#### [GIVEN PROBLEM]
Return all lines that include the string "Auto".

#### [GIVEN RECORDS]

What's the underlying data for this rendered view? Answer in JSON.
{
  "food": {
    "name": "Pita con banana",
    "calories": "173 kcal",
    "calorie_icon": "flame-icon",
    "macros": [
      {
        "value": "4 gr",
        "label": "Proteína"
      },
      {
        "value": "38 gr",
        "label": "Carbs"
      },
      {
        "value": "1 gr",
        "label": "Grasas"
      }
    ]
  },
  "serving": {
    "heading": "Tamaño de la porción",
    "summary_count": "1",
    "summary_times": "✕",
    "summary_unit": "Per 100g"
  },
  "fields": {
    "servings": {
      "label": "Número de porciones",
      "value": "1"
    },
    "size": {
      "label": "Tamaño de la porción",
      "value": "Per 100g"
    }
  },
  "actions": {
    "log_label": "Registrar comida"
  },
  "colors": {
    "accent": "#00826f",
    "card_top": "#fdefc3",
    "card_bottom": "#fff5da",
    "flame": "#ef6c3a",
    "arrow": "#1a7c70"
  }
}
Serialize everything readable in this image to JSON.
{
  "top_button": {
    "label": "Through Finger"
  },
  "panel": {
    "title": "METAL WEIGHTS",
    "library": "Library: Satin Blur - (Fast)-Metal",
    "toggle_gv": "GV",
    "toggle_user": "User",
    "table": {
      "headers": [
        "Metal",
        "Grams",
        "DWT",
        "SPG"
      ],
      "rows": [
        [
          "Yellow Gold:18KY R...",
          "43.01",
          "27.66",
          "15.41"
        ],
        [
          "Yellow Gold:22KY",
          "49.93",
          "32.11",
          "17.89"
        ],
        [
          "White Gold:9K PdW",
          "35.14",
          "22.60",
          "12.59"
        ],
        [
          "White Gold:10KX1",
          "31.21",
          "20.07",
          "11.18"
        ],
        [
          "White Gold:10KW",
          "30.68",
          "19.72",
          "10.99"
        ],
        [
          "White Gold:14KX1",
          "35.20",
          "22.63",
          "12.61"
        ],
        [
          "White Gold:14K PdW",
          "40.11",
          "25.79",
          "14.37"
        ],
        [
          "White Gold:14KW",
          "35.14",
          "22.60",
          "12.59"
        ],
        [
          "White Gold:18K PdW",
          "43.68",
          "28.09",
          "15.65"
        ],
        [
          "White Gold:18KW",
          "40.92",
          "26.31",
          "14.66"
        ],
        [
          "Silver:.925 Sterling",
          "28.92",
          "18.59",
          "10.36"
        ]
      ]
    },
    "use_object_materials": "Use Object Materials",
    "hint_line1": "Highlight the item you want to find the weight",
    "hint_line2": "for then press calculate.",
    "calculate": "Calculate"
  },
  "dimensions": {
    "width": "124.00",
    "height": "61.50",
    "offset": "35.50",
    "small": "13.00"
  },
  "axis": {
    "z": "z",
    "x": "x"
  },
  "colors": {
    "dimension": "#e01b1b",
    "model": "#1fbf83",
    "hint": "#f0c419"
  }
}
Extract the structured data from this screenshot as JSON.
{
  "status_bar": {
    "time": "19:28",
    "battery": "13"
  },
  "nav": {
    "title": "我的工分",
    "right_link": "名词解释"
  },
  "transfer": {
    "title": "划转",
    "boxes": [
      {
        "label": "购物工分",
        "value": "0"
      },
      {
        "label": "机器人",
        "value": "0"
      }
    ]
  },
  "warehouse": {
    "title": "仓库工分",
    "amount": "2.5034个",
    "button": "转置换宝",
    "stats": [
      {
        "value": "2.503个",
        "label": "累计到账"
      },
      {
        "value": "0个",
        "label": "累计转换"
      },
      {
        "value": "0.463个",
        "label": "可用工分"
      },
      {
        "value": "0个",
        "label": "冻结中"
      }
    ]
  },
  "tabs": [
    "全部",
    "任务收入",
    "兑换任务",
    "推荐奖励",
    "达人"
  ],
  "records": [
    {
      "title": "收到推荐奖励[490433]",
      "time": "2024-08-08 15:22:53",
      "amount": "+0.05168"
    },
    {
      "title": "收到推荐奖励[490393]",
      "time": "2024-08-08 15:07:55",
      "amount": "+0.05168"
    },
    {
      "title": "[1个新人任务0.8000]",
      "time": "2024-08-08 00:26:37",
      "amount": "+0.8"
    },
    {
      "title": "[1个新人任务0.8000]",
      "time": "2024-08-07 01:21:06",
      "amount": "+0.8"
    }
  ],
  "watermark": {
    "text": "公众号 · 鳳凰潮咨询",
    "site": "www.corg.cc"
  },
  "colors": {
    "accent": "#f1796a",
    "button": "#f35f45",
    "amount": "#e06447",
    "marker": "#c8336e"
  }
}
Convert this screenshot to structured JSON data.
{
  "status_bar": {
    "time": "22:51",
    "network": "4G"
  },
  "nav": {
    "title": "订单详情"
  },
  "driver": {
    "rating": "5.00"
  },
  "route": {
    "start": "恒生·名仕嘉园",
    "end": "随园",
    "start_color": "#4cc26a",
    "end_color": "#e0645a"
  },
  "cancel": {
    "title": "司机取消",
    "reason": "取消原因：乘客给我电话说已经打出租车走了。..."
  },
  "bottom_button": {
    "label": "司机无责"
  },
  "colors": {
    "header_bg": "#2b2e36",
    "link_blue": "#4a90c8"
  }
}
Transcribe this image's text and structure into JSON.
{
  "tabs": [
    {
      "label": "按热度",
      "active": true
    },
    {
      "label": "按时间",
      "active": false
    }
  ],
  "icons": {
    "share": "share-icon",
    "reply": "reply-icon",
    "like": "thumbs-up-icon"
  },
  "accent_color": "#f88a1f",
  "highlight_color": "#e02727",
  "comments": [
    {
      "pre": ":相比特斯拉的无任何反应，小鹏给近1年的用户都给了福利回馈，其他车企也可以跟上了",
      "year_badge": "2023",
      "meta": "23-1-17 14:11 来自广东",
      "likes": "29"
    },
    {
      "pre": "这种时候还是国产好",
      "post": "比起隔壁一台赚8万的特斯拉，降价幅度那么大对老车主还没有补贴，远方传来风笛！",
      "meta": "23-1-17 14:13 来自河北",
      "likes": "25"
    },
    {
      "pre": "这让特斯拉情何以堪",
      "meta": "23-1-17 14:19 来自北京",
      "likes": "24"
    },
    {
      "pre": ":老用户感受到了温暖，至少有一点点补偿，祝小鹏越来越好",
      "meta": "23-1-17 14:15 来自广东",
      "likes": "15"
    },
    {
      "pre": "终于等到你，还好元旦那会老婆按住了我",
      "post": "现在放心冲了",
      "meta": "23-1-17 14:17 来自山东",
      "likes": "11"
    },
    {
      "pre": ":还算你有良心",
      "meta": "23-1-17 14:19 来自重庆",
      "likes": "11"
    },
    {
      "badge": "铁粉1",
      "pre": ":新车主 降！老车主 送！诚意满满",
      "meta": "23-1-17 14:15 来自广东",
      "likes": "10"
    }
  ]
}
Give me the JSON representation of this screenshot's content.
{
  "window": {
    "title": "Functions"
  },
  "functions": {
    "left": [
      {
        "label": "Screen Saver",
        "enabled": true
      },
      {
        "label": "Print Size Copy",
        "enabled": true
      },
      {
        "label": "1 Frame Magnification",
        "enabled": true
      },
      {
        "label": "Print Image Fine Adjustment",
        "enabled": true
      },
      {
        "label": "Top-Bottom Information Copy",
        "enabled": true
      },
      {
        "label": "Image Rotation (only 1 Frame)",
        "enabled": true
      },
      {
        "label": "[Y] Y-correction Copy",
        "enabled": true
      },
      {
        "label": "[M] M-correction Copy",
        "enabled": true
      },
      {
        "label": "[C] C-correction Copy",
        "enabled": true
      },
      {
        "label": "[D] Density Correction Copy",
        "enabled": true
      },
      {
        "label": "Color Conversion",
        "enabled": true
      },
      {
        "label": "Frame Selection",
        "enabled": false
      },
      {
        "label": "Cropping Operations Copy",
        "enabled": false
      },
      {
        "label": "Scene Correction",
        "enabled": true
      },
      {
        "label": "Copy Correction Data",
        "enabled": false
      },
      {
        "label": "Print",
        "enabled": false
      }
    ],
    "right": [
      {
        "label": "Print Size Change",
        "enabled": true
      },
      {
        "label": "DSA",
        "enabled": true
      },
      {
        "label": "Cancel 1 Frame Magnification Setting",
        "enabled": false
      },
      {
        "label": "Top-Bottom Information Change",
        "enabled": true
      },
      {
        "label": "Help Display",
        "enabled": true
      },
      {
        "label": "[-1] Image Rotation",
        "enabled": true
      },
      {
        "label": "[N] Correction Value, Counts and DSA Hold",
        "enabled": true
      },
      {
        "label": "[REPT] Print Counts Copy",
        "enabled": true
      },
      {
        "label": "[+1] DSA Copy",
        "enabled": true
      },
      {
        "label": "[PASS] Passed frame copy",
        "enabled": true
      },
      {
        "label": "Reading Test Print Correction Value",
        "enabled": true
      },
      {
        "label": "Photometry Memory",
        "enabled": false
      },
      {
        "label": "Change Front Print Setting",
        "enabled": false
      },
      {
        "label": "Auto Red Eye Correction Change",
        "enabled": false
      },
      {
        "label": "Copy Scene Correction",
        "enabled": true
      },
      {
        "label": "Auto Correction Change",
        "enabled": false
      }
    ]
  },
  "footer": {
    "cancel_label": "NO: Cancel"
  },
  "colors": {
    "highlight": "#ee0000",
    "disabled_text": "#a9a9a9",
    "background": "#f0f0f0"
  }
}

#### [TASK RESPONSE]
        "label": "Auto Red Eye Correction Change",
        "label": "Auto Correction Change",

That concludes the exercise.